* [EXERCISE PROMPT]:
Compile every line that includes the word "emails".

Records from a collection
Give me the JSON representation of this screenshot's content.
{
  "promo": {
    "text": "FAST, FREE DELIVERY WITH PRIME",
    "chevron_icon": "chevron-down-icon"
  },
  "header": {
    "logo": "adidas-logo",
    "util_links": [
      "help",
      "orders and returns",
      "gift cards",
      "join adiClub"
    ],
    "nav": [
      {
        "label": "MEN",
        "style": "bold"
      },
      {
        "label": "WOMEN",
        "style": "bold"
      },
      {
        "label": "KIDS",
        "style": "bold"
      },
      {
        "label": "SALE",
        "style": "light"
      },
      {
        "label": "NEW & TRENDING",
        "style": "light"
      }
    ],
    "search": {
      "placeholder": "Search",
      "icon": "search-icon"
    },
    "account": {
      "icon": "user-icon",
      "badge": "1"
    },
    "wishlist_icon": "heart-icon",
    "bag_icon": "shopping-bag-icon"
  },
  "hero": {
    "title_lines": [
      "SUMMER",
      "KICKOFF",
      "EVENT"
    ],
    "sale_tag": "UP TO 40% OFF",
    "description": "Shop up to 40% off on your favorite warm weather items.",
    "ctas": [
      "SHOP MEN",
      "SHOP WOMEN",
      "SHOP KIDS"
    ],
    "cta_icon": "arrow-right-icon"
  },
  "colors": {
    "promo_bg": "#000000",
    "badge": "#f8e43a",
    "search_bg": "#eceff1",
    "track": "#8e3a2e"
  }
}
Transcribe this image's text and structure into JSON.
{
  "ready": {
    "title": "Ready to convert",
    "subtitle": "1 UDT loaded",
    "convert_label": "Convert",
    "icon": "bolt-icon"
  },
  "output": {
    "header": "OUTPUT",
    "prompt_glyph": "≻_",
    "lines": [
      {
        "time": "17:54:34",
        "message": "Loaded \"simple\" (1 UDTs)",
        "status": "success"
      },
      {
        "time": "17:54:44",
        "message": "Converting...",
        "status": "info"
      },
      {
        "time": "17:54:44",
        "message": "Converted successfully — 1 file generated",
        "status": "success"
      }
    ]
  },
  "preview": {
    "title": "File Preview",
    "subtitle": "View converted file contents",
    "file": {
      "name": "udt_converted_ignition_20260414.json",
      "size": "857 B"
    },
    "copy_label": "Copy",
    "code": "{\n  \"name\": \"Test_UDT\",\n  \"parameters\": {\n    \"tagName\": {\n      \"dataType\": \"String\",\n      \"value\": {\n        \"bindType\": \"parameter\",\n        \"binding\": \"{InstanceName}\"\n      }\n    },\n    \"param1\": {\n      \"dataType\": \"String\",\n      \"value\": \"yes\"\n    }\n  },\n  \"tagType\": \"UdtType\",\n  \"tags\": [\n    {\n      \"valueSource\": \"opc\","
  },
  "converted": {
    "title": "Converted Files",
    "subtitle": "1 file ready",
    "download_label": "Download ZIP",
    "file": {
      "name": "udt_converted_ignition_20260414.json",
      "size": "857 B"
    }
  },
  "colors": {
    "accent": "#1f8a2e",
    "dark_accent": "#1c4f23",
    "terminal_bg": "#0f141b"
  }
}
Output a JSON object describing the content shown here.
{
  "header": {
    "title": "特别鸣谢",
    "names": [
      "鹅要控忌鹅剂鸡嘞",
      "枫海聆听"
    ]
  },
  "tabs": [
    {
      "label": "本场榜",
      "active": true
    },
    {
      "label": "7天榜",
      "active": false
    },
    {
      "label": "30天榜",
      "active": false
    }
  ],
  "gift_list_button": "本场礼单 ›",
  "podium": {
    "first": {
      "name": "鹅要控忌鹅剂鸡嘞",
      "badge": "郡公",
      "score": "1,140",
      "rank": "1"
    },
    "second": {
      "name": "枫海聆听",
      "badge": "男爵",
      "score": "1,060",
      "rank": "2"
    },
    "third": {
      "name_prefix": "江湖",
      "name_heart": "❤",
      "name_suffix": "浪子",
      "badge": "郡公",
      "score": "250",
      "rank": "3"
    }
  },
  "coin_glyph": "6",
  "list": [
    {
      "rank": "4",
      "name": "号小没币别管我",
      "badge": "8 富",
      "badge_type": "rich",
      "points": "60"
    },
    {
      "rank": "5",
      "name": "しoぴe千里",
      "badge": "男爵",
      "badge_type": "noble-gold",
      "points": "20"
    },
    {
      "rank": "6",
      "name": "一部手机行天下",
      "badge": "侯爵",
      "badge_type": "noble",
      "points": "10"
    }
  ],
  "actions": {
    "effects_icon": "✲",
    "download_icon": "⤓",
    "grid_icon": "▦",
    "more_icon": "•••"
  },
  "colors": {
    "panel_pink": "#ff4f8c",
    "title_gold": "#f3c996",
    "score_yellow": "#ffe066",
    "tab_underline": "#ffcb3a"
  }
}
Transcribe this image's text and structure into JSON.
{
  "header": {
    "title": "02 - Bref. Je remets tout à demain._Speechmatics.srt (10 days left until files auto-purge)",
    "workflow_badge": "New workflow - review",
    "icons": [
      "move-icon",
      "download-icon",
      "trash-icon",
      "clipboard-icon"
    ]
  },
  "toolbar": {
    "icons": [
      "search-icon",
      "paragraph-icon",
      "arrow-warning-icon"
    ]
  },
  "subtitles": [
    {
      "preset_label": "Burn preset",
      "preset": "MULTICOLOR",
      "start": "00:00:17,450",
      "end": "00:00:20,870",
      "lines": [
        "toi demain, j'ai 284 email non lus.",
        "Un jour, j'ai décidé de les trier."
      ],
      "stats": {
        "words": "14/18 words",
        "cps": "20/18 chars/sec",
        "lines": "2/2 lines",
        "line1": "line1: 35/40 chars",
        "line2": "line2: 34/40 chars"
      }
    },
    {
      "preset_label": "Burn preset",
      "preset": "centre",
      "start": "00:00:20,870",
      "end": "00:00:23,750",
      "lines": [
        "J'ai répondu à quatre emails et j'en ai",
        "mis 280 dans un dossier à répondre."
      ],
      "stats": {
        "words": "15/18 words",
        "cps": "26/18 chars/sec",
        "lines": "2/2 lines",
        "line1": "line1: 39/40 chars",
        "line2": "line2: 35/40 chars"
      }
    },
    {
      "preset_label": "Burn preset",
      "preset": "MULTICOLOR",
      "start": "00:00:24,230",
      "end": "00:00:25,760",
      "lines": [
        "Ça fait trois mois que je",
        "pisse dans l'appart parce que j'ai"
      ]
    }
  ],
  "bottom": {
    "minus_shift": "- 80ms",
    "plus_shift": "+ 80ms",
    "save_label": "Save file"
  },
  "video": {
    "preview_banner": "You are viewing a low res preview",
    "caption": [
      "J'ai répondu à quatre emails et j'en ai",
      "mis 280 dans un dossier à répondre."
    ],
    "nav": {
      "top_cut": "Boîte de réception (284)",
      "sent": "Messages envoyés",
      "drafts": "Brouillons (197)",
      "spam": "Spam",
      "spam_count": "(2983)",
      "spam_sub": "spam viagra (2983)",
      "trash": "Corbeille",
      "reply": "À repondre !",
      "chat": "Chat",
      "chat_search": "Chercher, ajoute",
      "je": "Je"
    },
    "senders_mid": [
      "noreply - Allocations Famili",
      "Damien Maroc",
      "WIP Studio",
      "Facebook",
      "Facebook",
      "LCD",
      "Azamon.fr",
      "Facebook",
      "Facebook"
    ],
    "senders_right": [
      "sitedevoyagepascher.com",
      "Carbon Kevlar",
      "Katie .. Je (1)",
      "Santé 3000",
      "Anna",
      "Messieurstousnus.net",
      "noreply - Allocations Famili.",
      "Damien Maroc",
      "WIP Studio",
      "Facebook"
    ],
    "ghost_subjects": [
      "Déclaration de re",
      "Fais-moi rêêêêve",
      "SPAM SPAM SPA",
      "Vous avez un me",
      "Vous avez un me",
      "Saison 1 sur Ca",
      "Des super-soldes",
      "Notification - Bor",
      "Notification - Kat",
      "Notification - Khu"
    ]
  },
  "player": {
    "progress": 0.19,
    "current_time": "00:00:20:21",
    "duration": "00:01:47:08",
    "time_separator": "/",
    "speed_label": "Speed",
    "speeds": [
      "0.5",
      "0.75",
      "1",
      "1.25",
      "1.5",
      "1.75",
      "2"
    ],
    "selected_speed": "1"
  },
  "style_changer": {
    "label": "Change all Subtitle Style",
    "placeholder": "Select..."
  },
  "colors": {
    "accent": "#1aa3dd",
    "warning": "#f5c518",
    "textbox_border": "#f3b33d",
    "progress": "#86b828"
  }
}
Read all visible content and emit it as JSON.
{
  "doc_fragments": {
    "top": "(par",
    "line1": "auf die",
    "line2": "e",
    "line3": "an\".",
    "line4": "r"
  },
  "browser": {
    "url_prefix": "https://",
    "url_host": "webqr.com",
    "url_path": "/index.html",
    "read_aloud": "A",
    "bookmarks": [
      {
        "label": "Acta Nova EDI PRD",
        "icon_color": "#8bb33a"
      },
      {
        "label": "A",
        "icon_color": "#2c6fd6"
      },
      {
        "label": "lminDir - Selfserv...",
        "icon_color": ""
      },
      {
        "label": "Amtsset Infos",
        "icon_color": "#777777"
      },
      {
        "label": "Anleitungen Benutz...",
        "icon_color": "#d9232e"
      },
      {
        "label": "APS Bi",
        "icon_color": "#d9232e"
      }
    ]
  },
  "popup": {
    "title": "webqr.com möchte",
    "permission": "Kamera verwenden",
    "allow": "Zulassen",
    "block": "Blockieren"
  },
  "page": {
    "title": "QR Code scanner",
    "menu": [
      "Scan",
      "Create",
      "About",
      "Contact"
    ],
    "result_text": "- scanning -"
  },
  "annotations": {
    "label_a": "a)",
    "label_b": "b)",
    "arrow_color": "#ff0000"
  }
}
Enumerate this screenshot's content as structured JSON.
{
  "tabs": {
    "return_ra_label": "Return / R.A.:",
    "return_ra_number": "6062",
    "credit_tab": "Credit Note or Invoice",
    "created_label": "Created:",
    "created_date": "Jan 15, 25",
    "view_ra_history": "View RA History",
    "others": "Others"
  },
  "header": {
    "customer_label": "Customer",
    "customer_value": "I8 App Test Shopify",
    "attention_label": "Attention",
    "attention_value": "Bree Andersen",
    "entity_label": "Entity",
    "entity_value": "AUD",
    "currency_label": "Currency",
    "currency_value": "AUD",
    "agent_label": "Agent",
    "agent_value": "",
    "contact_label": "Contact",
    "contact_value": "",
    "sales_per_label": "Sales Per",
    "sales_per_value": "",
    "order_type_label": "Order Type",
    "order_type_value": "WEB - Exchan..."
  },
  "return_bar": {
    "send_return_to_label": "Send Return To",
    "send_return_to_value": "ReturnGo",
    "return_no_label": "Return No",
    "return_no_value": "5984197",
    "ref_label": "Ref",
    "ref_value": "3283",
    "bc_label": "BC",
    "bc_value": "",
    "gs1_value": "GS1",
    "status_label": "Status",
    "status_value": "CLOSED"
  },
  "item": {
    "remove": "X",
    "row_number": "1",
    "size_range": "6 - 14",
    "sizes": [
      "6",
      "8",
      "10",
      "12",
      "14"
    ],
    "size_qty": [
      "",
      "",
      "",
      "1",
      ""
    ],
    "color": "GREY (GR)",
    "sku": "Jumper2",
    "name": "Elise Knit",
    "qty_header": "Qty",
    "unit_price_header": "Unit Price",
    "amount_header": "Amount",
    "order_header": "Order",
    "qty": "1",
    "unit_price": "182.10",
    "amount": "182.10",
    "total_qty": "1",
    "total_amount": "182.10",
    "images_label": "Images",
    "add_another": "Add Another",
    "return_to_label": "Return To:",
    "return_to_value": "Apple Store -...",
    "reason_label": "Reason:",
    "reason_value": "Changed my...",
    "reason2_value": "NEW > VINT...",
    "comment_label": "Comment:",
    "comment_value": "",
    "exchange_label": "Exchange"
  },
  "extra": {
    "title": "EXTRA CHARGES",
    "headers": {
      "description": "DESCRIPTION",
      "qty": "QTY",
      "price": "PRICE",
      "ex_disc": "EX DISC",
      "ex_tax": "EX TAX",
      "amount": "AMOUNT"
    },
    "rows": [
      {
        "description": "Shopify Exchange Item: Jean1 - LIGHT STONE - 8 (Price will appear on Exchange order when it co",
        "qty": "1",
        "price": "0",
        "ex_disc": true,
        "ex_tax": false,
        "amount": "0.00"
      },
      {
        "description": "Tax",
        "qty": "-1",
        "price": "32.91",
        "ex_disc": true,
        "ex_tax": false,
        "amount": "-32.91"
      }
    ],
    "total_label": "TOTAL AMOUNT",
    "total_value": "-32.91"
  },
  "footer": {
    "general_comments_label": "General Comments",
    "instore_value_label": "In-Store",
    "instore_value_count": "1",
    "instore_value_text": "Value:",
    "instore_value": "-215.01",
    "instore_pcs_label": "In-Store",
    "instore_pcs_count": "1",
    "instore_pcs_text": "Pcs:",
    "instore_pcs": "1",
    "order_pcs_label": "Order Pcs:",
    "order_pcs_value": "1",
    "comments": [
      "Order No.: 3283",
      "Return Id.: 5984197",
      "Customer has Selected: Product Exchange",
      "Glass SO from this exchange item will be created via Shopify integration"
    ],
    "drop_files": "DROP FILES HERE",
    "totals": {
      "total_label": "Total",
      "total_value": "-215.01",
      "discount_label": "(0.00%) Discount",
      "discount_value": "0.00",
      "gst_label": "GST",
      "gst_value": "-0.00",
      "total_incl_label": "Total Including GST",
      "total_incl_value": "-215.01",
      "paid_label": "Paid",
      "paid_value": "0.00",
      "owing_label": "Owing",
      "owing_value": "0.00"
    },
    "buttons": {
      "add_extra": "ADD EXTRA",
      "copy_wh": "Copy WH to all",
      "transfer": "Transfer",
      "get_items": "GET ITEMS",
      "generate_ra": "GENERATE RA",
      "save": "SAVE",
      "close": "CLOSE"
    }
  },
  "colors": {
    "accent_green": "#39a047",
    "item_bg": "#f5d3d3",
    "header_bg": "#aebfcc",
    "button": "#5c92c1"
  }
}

* [THE ANSWER]:
        "J'ai répondu à quatre emails et j'en ai",
      "J'ai répondu à quatre emails et j'en ai",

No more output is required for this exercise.